[Dataset records on visual material]

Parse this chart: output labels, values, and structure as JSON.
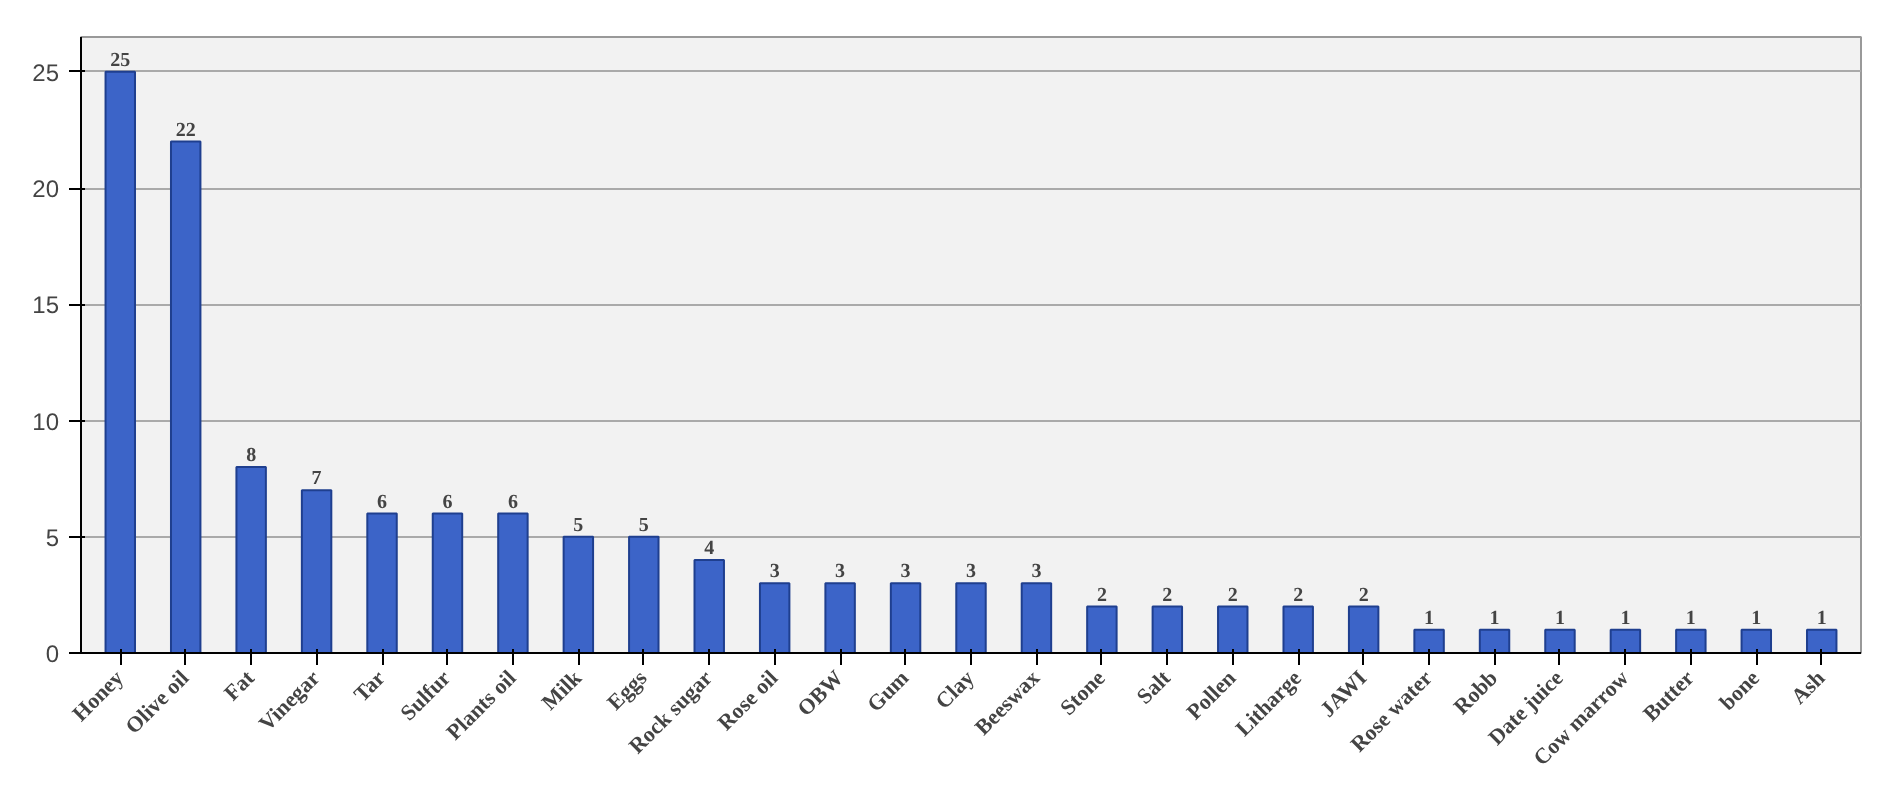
{
  "chart_data": {
    "type": "bar",
    "categories": [
      "Honey",
      "Olive oil",
      "Fat",
      "Vinegar",
      "Tar",
      "Sulfur",
      "Plants oil",
      "Milk",
      "Eggs",
      "Rock sugar",
      "Rose oil",
      "OBW",
      "Gum",
      "Clay",
      "Beeswax",
      "Stone",
      "Salt",
      "Pollen",
      "Litharge",
      "JAWI",
      "Rose water",
      "Robb",
      "Date juice",
      "Cow marrow",
      "Butter",
      "bone",
      "Ash"
    ],
    "values": [
      25,
      22,
      8,
      7,
      6,
      6,
      6,
      5,
      5,
      4,
      3,
      3,
      3,
      3,
      3,
      2,
      2,
      2,
      2,
      2,
      1,
      1,
      1,
      1,
      1,
      1,
      1
    ],
    "color": "#3c64c8",
    "ylim": [
      0,
      26.5
    ],
    "yticks": [
      0,
      5,
      10,
      15,
      20,
      25
    ],
    "grid": "y",
    "data_labels": true
  }
}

> [What to work on]:
Each record above is to be restated exactly, with its pictures removed from the copy.

> [Finished exercise]:
Parse this chart: output labels, values, and structure as JSON.
{
  "chart_data": {
    "type": "bar",
    "categories": [
      "Honey",
      "Olive oil",
      "Fat",
      "Vinegar",
      "Tar",
      "Sulfur",
      "Plants oil",
      "Milk",
      "Eggs",
      "Rock sugar",
      "Rose oil",
      "OBW",
      "Gum",
      "Clay",
      "Beeswax",
      "Stone",
      "Salt",
      "Pollen",
      "Litharge",
      "JAWI",
      "Rose water",
      "Robb",
      "Date juice",
      "Cow marrow",
      "Butter",
      "bone",
      "Ash"
    ],
    "values": [
      25,
      22,
      8,
      7,
      6,
      6,
      6,
      5,
      5,
      4,
      3,
      3,
      3,
      3,
      3,
      2,
      2,
      2,
      2,
      2,
      1,
      1,
      1,
      1,
      1,
      1,
      1
    ],
    "color": "#3c64c8",
    "ylim": [
      0,
      26.5
    ],
    "yticks": [
      0,
      5,
      10,
      15,
      20,
      25
    ],
    "grid": "y",
    "data_labels": true
  }
}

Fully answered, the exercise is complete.